§ **Written request**:
Extract all lines containing "brutes".
--- start Task input ---
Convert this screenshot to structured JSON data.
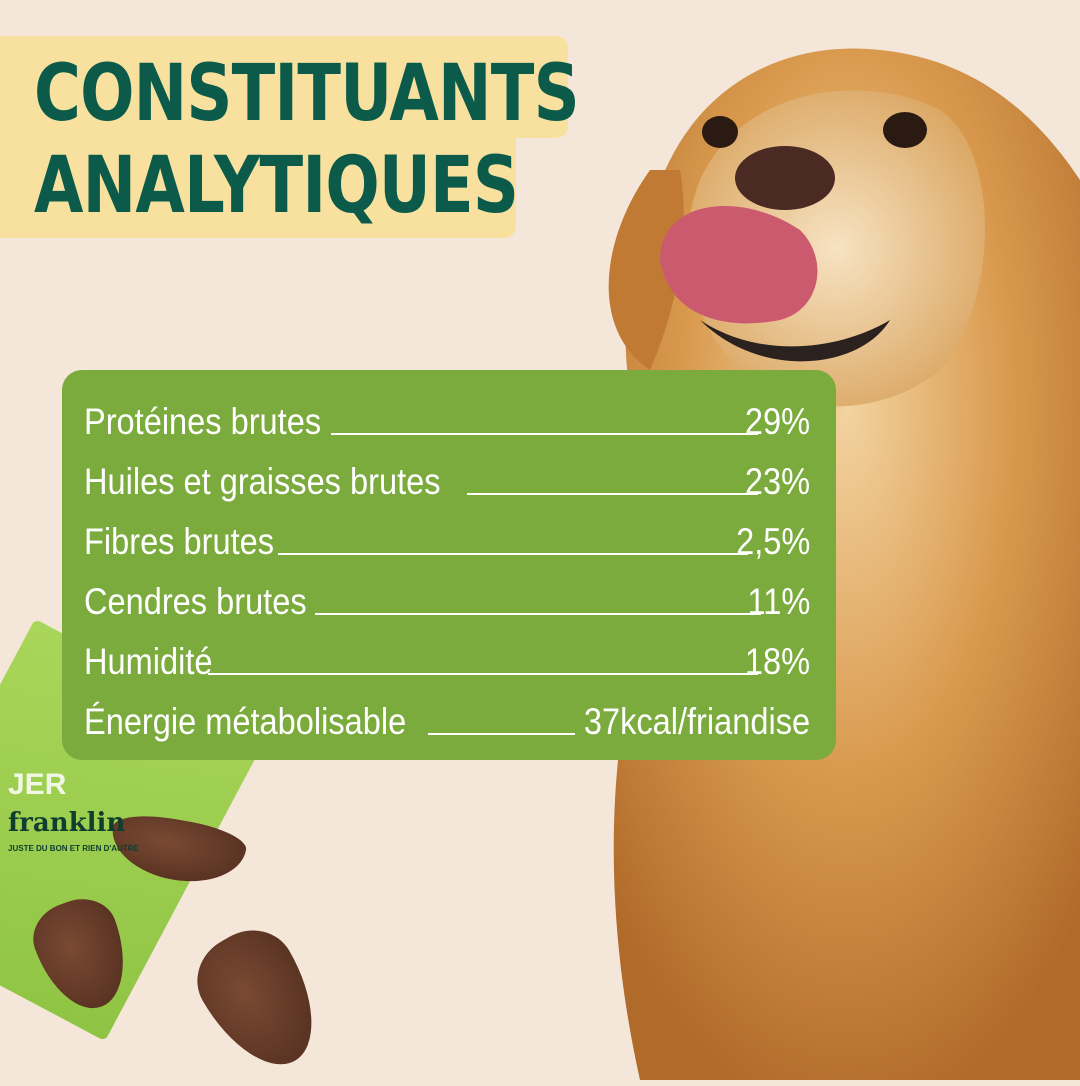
{
  "title": {
    "line1": "CONSTITUANTS",
    "line2": "ANALYTIQUES"
  },
  "constituents": [
    {
      "label": "Protéines brutes",
      "value": "29%"
    },
    {
      "label": "Huiles et graisses brutes",
      "value": "23%"
    },
    {
      "label": "Fibres brutes",
      "value": "2,5%"
    },
    {
      "label": "Cendres brutes",
      "value": "11%"
    },
    {
      "label": "Humidité",
      "value": "18%"
    },
    {
      "label": "Énergie métabolisable",
      "value": "37kcal/friandise"
    }
  ],
  "package": {
    "brand": "franklin",
    "tagline": "JUSTE DU BON ET RIEN D'AUTRE",
    "product_partial": "JER"
  },
  "colors": {
    "background": "#f4e7d9",
    "title_highlight": "#f8e19e",
    "title_text": "#0c5b4a",
    "panel": "#7aab3c"
  }
}
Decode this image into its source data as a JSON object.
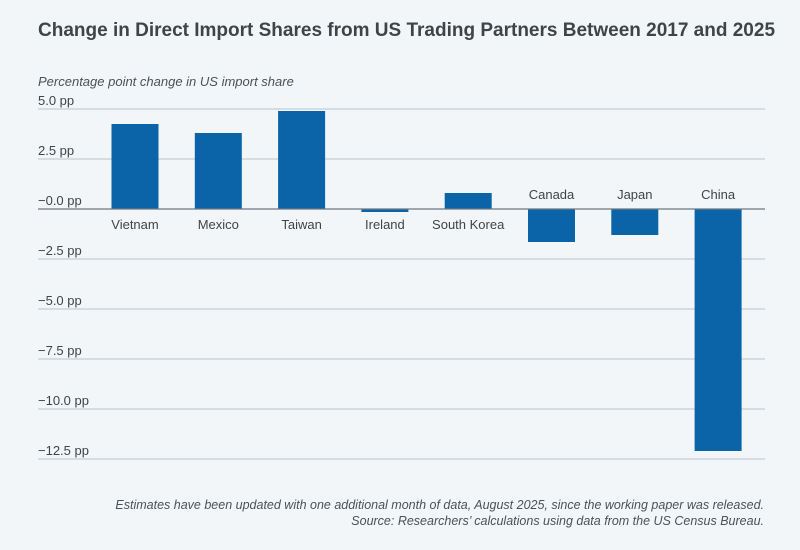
--- end Task input ---
§ **Final result**:
      "label": "Protéines brutes",
      "label": "Huiles et graisses brutes",
      "label": "Fibres brutes",
      "label": "Cendres brutes",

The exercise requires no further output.